Records for processing

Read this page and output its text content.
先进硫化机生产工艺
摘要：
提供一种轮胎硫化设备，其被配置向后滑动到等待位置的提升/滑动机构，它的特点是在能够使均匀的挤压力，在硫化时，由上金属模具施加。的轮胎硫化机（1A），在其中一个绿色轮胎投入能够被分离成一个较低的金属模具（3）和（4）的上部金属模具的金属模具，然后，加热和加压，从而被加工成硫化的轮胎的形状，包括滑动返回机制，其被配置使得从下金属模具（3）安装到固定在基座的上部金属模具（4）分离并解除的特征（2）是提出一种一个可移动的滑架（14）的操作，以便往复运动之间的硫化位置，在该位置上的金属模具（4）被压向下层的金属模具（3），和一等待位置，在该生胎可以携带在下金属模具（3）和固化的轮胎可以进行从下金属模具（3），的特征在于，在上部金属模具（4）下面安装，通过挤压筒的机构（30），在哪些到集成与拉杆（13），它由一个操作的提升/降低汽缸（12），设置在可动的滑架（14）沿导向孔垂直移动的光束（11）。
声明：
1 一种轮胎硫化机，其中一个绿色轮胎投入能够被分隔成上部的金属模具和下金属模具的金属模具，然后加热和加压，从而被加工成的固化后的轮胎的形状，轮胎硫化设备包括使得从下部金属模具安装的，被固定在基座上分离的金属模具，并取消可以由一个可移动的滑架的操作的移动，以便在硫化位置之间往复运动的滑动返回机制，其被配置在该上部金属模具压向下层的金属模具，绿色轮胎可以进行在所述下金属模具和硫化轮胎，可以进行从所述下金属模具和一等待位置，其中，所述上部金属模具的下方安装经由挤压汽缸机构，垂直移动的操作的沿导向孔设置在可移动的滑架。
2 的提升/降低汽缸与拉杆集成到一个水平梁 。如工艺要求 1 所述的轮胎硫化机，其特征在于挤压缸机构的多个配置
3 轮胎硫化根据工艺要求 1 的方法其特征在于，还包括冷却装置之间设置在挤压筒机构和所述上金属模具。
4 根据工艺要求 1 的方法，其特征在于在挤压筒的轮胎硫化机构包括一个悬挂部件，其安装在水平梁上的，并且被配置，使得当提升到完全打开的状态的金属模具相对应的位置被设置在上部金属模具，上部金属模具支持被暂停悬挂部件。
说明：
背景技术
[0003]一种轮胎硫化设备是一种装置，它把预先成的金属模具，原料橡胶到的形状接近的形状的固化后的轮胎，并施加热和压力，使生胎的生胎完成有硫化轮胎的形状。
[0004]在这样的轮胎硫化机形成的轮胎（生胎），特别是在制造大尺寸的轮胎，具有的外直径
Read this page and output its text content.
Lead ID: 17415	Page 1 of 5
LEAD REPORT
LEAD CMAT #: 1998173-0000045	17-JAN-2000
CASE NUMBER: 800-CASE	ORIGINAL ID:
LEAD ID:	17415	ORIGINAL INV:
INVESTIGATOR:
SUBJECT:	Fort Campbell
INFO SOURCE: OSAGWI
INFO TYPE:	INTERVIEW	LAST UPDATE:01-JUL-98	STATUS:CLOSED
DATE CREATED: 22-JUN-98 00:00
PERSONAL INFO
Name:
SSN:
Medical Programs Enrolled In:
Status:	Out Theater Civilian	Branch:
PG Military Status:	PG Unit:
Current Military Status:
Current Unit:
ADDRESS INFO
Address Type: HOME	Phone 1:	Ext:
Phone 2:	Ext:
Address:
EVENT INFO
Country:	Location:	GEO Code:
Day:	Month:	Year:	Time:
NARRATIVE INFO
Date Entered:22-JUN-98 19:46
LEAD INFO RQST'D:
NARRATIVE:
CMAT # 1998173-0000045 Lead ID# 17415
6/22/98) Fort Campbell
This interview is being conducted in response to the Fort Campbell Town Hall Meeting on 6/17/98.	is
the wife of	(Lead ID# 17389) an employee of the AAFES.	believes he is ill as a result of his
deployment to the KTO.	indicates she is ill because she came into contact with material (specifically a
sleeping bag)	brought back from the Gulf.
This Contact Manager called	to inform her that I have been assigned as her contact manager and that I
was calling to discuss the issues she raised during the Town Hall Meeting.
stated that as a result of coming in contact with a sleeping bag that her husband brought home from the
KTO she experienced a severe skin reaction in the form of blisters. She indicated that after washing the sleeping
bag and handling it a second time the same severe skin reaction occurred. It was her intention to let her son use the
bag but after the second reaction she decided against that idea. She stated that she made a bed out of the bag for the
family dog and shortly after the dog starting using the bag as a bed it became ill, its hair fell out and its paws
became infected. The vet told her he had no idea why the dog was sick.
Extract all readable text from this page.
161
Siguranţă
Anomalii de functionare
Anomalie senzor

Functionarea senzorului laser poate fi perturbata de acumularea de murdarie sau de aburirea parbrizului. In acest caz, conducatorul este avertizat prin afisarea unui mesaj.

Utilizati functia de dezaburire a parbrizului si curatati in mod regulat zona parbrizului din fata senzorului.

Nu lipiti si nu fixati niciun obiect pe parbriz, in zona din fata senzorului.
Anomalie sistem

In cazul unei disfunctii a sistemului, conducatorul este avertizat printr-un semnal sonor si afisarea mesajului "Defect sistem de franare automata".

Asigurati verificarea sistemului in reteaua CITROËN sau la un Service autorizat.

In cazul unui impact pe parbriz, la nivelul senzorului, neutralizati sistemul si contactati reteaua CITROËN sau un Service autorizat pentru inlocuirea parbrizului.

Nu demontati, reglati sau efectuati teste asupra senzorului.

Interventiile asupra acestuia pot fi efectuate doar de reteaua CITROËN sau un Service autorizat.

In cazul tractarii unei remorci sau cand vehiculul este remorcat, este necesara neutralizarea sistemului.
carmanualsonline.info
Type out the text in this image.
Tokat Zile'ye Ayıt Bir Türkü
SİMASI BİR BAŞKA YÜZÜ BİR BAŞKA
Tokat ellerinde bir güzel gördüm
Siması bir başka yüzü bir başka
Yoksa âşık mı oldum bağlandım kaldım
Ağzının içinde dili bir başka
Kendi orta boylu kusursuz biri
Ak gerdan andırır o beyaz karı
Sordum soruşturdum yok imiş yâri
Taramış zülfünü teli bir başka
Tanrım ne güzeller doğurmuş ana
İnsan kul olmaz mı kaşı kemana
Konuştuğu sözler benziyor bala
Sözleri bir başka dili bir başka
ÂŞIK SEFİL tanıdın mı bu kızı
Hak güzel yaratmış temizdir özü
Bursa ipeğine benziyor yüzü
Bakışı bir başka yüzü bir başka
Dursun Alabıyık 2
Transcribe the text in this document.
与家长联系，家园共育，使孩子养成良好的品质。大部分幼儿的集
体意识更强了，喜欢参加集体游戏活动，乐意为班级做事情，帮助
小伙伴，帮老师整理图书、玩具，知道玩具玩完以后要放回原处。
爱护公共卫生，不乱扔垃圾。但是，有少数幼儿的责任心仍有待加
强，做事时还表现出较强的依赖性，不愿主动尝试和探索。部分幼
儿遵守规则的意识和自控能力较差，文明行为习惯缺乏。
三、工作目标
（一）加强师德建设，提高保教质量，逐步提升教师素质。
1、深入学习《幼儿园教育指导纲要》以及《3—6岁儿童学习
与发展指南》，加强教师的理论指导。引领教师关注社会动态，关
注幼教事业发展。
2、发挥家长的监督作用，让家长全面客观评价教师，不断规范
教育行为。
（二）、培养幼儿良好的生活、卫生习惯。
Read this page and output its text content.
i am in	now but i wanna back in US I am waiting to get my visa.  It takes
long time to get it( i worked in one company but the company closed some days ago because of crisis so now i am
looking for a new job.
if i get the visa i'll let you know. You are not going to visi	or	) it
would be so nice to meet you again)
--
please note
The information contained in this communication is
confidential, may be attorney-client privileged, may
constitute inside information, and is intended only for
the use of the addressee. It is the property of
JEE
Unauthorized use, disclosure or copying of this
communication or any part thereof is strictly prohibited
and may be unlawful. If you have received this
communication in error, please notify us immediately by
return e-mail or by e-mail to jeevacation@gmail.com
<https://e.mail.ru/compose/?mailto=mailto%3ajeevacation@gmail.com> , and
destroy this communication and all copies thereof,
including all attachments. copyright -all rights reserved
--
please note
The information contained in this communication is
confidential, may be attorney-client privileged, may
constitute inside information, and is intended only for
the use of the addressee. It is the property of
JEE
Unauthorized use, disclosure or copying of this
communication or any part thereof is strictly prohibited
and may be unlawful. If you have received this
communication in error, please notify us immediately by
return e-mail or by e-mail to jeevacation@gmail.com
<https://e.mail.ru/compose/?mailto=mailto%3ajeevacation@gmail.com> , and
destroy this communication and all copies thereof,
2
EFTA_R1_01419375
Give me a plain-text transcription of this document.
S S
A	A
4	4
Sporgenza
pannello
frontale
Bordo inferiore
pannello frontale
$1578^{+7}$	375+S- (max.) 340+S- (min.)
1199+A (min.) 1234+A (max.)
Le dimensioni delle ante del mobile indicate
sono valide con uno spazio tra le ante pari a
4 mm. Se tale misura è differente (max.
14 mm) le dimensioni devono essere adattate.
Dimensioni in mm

Task brief
Write only the number of lines in the data above that include "asupra".

Solution to this task
2